* [Tarea planteada] Por favor, cita íntegra y literalmente la columna sobre los niños desaparecidos en Canarias.

* [Texto proporcionado]
::::

Al margen de la escasa pericia de la familia peinando su propia casa, no les reprocho su actitud. Una vez, cuando mi sobrina tenía tres años, la llevé al parque y la perdí de vista cinco segundos contados; los recuerdo como los más angustiosos de mi vida. Hasta que no vi su zapatito asomando por detrás de un tobogán, sentí que el corazón se me convertía en una almendra garrapiñada.

En Canarias, los niños desaparecidos tienen dos nombres propios: Yéremi y Sara. De ésta seguimos sin noticias, ni pistas, ni aliento de esperanza; y de Yéremi, esta semana la Guardia Civil ha escenificado la reactivación del caso con datos que no había ofrecido hasta ahora. Se espera volver a despertar la colaboración ciudadana.

Es difícil concebir el dolor que puede llegar a generar la incertidumbre sobre el paradero de un ser querido. Cómo volver a la trivial cotidianidad cuando te falta una persona a la que amas, y no sabes dónde está, ni en qué estado. Cómo mantener viva una esperanza día tras día cuando el tiempo te castiga con su paso indetenible.

No queda más remedio que confiar en que cualquier día Yéremi y Sara vuelvan a cruzar el umbral de sus casas y abracen a sus familias. La esperanza no se come, pero alimenta, dice García Márquez, y eso es todo lo que nos queda.

::::

* [Datos recopilados]
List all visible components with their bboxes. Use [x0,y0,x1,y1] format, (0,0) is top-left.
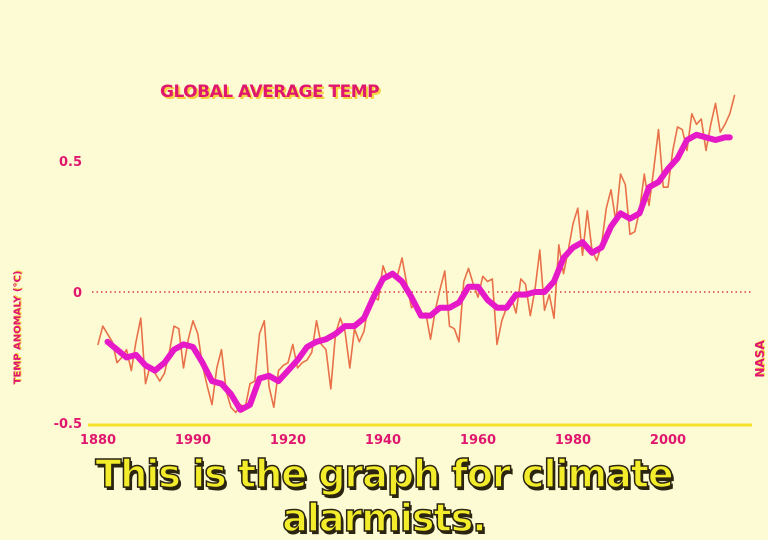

::::

* [Respuesta correcta]
Al margen de la escasa pericia de la familia peinando su propia casa, no les reprocho su actitud. Una vez, cuando mi sobrina tenía tres años, la llevé al parque y la perdí de vista cinco segundos contados; los recuerdo como los más angustiosos de mi vida. Hasta que no vi su zapatito asomando por detrás de un tobogán, sentí que el corazón se me convertía en una almendra garrapiñada.

En Canarias, los niños desaparecidos tienen dos nombres propios: Yéremi y Sara. De ésta seguimos sin noticias, ni pistas, ni aliento de esperanza; y de Yéremi, esta semana la Guardia Civil ha escenificado la reactivación del caso con datos que no había ofrecido hasta ahora. Se espera volver a despertar la colaboración ciudadana.

Es difícil concebir el dolor que puede llegar a generar la incertidumbre sobre el paradero de un ser querido. Cómo volver a la trivial cotidianidad cuando te falta una persona a la que amas, y no sabes dónde está, ni en qué estado. Cómo mantener viva una esperanza día tras día cuando el tiempo te castiga con su paso indetenible.

No queda más remedio que confiar en que cualquier día Yéremi y Sara vuelvan a cruzar el umbral de sus casas y abracen a sus familias. La esperanza no se come, pero alimenta, dice García Márquez, y eso es todo lo que nos queda.